Problem to work on
Set down the full listing exactly, character for character.

Stored records
——————

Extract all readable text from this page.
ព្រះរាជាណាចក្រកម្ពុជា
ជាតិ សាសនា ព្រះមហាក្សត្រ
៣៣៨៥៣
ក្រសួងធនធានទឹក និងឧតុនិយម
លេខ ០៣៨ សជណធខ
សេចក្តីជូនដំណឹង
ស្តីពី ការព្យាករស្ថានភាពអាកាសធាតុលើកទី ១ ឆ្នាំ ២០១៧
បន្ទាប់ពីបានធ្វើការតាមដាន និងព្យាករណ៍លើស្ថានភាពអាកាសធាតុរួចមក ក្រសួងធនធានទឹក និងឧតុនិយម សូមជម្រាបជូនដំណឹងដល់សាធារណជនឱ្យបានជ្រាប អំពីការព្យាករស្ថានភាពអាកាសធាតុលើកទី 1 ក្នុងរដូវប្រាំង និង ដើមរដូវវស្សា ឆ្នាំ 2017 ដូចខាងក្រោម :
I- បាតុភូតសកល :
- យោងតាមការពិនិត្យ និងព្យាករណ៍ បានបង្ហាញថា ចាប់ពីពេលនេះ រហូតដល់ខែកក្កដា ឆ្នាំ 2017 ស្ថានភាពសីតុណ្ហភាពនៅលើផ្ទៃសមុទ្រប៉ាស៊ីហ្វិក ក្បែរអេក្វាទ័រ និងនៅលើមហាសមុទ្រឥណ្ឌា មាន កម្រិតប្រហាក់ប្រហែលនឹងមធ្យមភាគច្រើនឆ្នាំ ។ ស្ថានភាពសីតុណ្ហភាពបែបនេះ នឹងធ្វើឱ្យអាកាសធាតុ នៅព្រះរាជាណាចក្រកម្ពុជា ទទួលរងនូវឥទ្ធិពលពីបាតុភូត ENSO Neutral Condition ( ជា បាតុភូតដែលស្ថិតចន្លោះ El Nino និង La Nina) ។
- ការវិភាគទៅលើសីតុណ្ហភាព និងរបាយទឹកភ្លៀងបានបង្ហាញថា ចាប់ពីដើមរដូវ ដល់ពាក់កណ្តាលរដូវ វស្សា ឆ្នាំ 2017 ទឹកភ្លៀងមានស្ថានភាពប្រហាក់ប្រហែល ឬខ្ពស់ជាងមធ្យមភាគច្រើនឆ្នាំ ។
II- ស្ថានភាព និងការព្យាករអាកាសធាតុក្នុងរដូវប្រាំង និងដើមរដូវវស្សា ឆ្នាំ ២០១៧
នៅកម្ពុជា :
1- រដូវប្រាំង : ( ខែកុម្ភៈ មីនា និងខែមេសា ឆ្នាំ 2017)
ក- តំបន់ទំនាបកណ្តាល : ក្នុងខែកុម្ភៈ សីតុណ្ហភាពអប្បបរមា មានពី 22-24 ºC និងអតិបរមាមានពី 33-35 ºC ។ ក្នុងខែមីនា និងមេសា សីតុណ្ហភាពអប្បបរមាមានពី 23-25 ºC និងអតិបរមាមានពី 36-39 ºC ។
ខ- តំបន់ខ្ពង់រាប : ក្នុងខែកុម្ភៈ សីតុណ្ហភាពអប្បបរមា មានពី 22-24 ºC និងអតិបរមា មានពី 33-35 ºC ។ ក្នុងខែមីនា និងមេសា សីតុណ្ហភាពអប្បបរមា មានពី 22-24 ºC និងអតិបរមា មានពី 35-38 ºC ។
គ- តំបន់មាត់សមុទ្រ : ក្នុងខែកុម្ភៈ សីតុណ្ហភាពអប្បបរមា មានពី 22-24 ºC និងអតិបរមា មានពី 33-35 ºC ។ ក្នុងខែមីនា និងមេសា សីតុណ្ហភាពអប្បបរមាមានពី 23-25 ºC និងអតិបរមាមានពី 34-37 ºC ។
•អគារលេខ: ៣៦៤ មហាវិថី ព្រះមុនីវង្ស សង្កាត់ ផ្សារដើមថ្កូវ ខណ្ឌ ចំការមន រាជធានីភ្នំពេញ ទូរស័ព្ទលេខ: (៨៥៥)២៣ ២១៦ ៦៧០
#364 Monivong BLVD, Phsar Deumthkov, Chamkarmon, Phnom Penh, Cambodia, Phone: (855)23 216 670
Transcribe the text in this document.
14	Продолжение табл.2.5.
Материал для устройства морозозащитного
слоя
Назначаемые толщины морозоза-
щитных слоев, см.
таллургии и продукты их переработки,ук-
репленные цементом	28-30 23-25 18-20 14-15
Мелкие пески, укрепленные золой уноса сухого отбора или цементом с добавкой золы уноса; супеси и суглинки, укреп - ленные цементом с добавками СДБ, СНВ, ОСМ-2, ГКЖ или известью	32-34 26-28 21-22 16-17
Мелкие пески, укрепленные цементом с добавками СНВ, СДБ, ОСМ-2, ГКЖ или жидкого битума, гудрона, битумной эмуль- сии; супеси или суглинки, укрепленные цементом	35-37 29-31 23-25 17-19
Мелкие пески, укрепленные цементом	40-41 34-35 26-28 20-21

——————

Solved exercise
Extract all readable text from this page.
ព្រះរាជាណាចក្រកម្ពុជា
ជាតិ សាសនា ព្រះមហាក្សត្រ
៣៣៨៥៣
ក្រសួងធនធានទឹក និងឧតុនិយម
លេខ ០៣៨ សជណធខ
សេចក្តីជូនដំណឹង
ស្តីពី ការព្យាករស្ថានភាពអាកាសធាតុលើកទី ១ ឆ្នាំ ២០១៧
បន្ទាប់ពីបានធ្វើការតាមដាន និងព្យាករណ៍លើស្ថានភាពអាកាសធាតុរួចមក ក្រសួងធនធានទឹក និងឧតុនិយម សូមជម្រាបជូនដំណឹងដល់សាធារណជនឱ្យបានជ្រាប អំពីការព្យាករស្ថានភាពអាកាសធាតុលើកទី 1 ក្នុងរដូវប្រាំង និង ដើមរដូវវស្សា ឆ្នាំ 2017 ដូចខាងក្រោម :
I- បាតុភូតសកល :
- យោងតាមការពិនិត្យ និងព្យាករណ៍ បានបង្ហាញថា ចាប់ពីពេលនេះ រហូតដល់ខែកក្កដា ឆ្នាំ 2017 ស្ថានភាពសីតុណ្ហភាពនៅលើផ្ទៃសមុទ្រប៉ាស៊ីហ្វិក ក្បែរអេក្វាទ័រ និងនៅលើមហាសមុទ្រឥណ្ឌា មាន កម្រិតប្រហាក់ប្រហែលនឹងមធ្យមភាគច្រើនឆ្នាំ ។ ស្ថានភាពសីតុណ្ហភាពបែបនេះ នឹងធ្វើឱ្យអាកាសធាតុ នៅព្រះរាជាណាចក្រកម្ពុជា ទទួលរងនូវឥទ្ធិពលពីបាតុភូត ENSO Neutral Condition ( ជា បាតុភូតដែលស្ថិតចន្លោះ El Nino និង La Nina) ។
- ការវិភាគទៅលើសីតុណ្ហភាព និងរបាយទឹកភ្លៀងបានបង្ហាញថា ចាប់ពីដើមរដូវ ដល់ពាក់កណ្តាលរដូវ វស្សា ឆ្នាំ 2017 ទឹកភ្លៀងមានស្ថានភាពប្រហាក់ប្រហែល ឬខ្ពស់ជាងមធ្យមភាគច្រើនឆ្នាំ ។
II- ស្ថានភាព និងការព្យាករអាកាសធាតុក្នុងរដូវប្រាំង និងដើមរដូវវស្សា ឆ្នាំ ២០១៧
នៅកម្ពុជា :
1- រដូវប្រាំង : ( ខែកុម្ភៈ មីនា និងខែមេសា ឆ្នាំ 2017)
ក- តំបន់ទំនាបកណ្តាល : ក្នុងខែកុម្ភៈ សីតុណ្ហភាពអប្បបរមា មានពី 22-24 ºC និងអតិបរមាមានពី 33-35 ºC ។ ក្នុងខែមីនា និងមេសា សីតុណ្ហភាពអប្បបរមាមានពី 23-25 ºC និងអតិបរមាមានពី 36-39 ºC ។
ខ- តំបន់ខ្ពង់រាប : ក្នុងខែកុម្ភៈ សីតុណ្ហភាពអប្បបរមា មានពី 22-24 ºC និងអតិបរមា មានពី 33-35 ºC ។ ក្នុងខែមីនា និងមេសា សីតុណ្ហភាពអប្បបរមា មានពី 22-24 ºC និងអតិបរមា មានពី 35-38 ºC ។
គ- តំបន់មាត់សមុទ្រ : ក្នុងខែកុម្ភៈ សីតុណ្ហភាពអប្បបរមា មានពី 22-24 ºC និងអតិបរមា មានពី 33-35 ºC ។ ក្នុងខែមីនា និងមេសា សីតុណ្ហភាពអប្បបរមាមានពី 23-25 ºC និងអតិបរមាមានពី 34-37 ºC ។
•អគារលេខ: ៣៦៤ មហាវិថី ព្រះមុនីវង្ស សង្កាត់ ផ្សារដើមថ្កូវ ខណ្ឌ ចំការមន រាជធានីភ្នំពេញ ទូរស័ព្ទលេខ: (៨៥៥)២៣ ២១៦ ៦៧០
#364 Monivong BLVD, Phsar Deumthkov, Chamkarmon, Phnom Penh, Cambodia, Phone: (855)23 216 670
Transcribe the text in this document.
14	Продолжение табл.2.5.
Материал для устройства морозозащитного
слоя
Назначаемые толщины морозоза-
щитных слоев, см.
таллургии и продукты их переработки,ук-
репленные цементом	28-30 23-25 18-20 14-15
Мелкие пески, укрепленные золой уноса сухого отбора или цементом с добавкой золы уноса; супеси и суглинки, укреп - ленные цементом с добавками СДБ, СНВ, ОСМ-2, ГКЖ или известью	32-34 26-28 21-22 16-17
Мелкие пески, укрепленные цементом с добавками СНВ, СДБ, ОСМ-2, ГКЖ или жидкого битума, гудрона, битумной эмуль- сии; супеси или суглинки, укрепленные цементом	35-37 29-31 23-25 17-19
Мелкие пески, укрепленные цементом	40-41 34-35 26-28 20-21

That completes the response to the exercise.